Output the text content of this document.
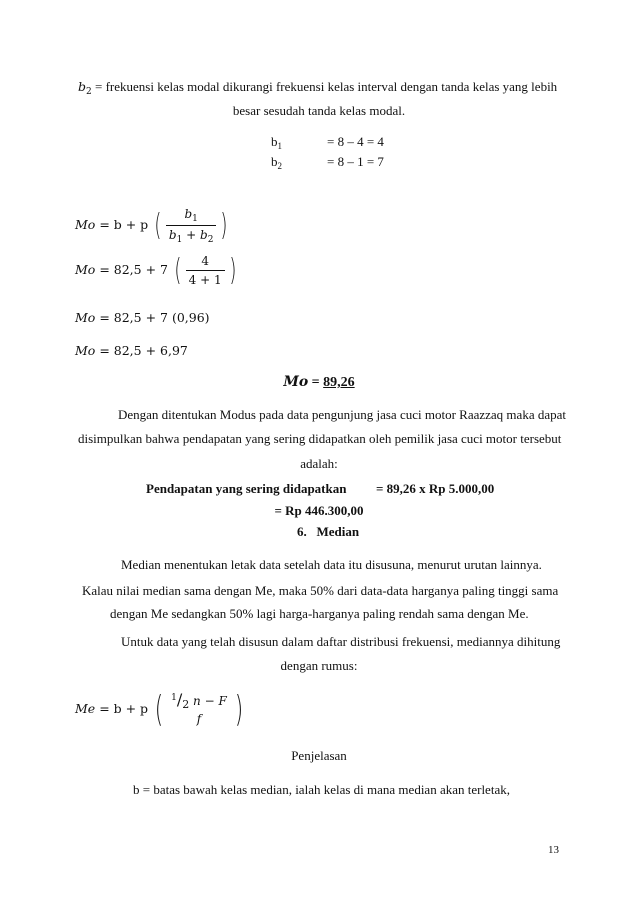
$b_2$ = frekuensi kelas modal dikurangi frekuensi kelas interval dengan tanda kelas yang lebih
besar sesudah tanda kelas modal.
$b_1$	= 8 – 4 = 4
$b_2$	= 8 – 1 = 7
Mo = b + p ( $\frac{b_1}{b_1 + b_2}$ )
Mo = 82,5 + 7 ( $\frac{4}{4 + 1}$ )
Mo = 82,5 + 7 (0,96)
Mo = 82,5 + 6,97
Mo = 89,26
Dengan ditentukan Modus pada data pengunjung jasa cuci motor Raazzaq maka dapat
disimpulkan bahwa pendapatan yang sering didapatkan oleh pemilik jasa cuci motor tersebut
adalah:
Pendapatan yang sering didapatkan = 89,26 x Rp 5.000,00
= Rp 446.300,00
6. Median
Median menentukan letak data setelah data itu disusuna, menurut urutan lainnya.
Kalau nilai median sama dengan Me, maka 50% dari data-data harganya paling tinggi sama
dengan Me sedangkan 50% lagi harga-harganya paling rendah sama dengan Me.
Untuk data yang telah disusun dalam daftar distribusi frekuensi, mediannya dihitung
dengan rumus:
Me = b + p ( $^1$/2 n − F
f )
Penjelasan
b = batas bawah kelas median, ialah kelas di mana median akan terletak,
13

= = = =

Exclude the pictures, and transcribe all of the material exactly.

= COMPLETE RESPONSE =
Output the text content of this document.
$b_2$ = frekuensi kelas modal dikurangi frekuensi kelas interval dengan tanda kelas yang lebih
besar sesudah tanda kelas modal.
$b_1$	= 8 – 4 = 4
$b_2$	= 8 – 1 = 7
Mo = b + p ( $\frac{b_1}{b_1 + b_2}$ )
Mo = 82,5 + 7 ( $\frac{4}{4 + 1}$ )
Mo = 82,5 + 7 (0,96)
Mo = 82,5 + 6,97
Mo = 89,26
Dengan ditentukan Modus pada data pengunjung jasa cuci motor Raazzaq maka dapat
disimpulkan bahwa pendapatan yang sering didapatkan oleh pemilik jasa cuci motor tersebut
adalah:
Pendapatan yang sering didapatkan = 89,26 x Rp 5.000,00
= Rp 446.300,00
6. Median
Median menentukan letak data setelah data itu disusuna, menurut urutan lainnya.
Kalau nilai median sama dengan Me, maka 50% dari data-data harganya paling tinggi sama
dengan Me sedangkan 50% lagi harga-harganya paling rendah sama dengan Me.
Untuk data yang telah disusun dalam daftar distribusi frekuensi, mediannya dihitung
dengan rumus:
Me = b + p ( $^1$/2 n − F
f )
Penjelasan
b = batas bawah kelas median, ialah kelas di mana median akan terletak,
13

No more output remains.